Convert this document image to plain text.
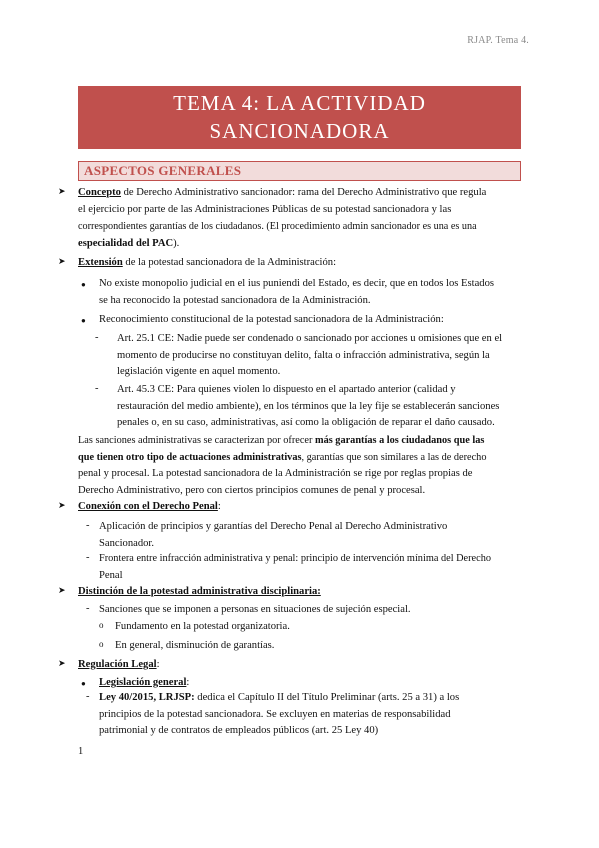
RJAP. Tema 4.
TEMA 4: LA ACTIVIDAD
SANCIONADORA
ASPECTOS GENERALES
➤ Concepto de Derecho Administrativo sancionador: rama del Derecho Administrativo que regula
el ejercicio por parte de las Administraciones Públicas de su potestad sancionadora y las
correspondientes garantías de los ciudadanos. (El procedimiento admin sancionador es una es una
especialidad del PAC).
➤ Extensión de la potestad sancionadora de la Administración:
● No existe monopolio judicial en el ius puniendi del Estado, es decir, que en todos los Estados
se ha reconocido la potestad sancionadora de la Administración.
● Reconocimiento constitucional de la potestad sancionadora de la Administración:
- Art. 25.1 CE: Nadie puede ser condenado o sancionado por acciones u omisiones que en el
momento de producirse no constituyan delito, falta o infracción administrativa, según la
legislación vigente en aquel momento.
- Art. 45.3 CE: Para quienes violen lo dispuesto en el apartado anterior (calidad y
restauración del medio ambiente), en los términos que la ley fije se establecerán sanciones
penales o, en su caso, administrativas, así como la obligación de reparar el daño causado.
Las sanciones administrativas se caracterizan por ofrecer más garantías a los ciudadanos que las
que tienen otro tipo de actuaciones administrativas, garantías que son similares a las de derecho
penal y procesal. La potestad sancionadora de la Administración se rige por reglas propias de
Derecho Administrativo, pero con ciertos principios comunes de penal y procesal.
➤ Conexión con el Derecho Penal:
- Aplicación de principios y garantías del Derecho Penal al Derecho Administrativo
Sancionador.
- Frontera entre infracción administrativa y penal: principio de intervención mínima del Derecho
Penal
➤ Distinción de la potestad administrativa disciplinaria:
- Sanciones que se imponen a personas en situaciones de sujeción especial.
o Fundamento en la potestad organizatoria.
o En general, disminución de garantías.
➤ Regulación Legal:
● Legislación general:
- Ley 40/2015, LRJSP: dedica el Capítulo II del Título Preliminar (arts. 25 a 31) a los
principios de la potestad sancionadora. Se excluyen en materias de responsabilidad
patrimonial y de contratos de empleados públicos (art. 25 Ley 40)
1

__Stated goal__
Skipping the pictures, transcribe each line above exactly as it appears.

__Exercise answer__
Convert this document image to plain text.
RJAP. Tema 4.
TEMA 4: LA ACTIVIDAD
SANCIONADORA
ASPECTOS GENERALES
➤ Concepto de Derecho Administrativo sancionador: rama del Derecho Administrativo que regula
el ejercicio por parte de las Administraciones Públicas de su potestad sancionadora y las
correspondientes garantías de los ciudadanos. (El procedimiento admin sancionador es una es una
especialidad del PAC).
➤ Extensión de la potestad sancionadora de la Administración:
● No existe monopolio judicial en el ius puniendi del Estado, es decir, que en todos los Estados
se ha reconocido la potestad sancionadora de la Administración.
● Reconocimiento constitucional de la potestad sancionadora de la Administración:
- Art. 25.1 CE: Nadie puede ser condenado o sancionado por acciones u omisiones que en el
momento de producirse no constituyan delito, falta o infracción administrativa, según la
legislación vigente en aquel momento.
- Art. 45.3 CE: Para quienes violen lo dispuesto en el apartado anterior (calidad y
restauración del medio ambiente), en los términos que la ley fije se establecerán sanciones
penales o, en su caso, administrativas, así como la obligación de reparar el daño causado.
Las sanciones administrativas se caracterizan por ofrecer más garantías a los ciudadanos que las
que tienen otro tipo de actuaciones administrativas, garantías que son similares a las de derecho
penal y procesal. La potestad sancionadora de la Administración se rige por reglas propias de
Derecho Administrativo, pero con ciertos principios comunes de penal y procesal.
➤ Conexión con el Derecho Penal:
- Aplicación de principios y garantías del Derecho Penal al Derecho Administrativo
Sancionador.
- Frontera entre infracción administrativa y penal: principio de intervención mínima del Derecho
Penal
➤ Distinción de la potestad administrativa disciplinaria:
- Sanciones que se imponen a personas en situaciones de sujeción especial.
o Fundamento en la potestad organizatoria.
o En general, disminución de garantías.
➤ Regulación Legal:
● Legislación general:
- Ley 40/2015, LRJSP: dedica el Capítulo II del Título Preliminar (arts. 25 a 31) a los
principios de la potestad sancionadora. Se excluyen en materias de responsabilidad
patrimonial y de contratos de empleados públicos (art. 25 Ley 40)
1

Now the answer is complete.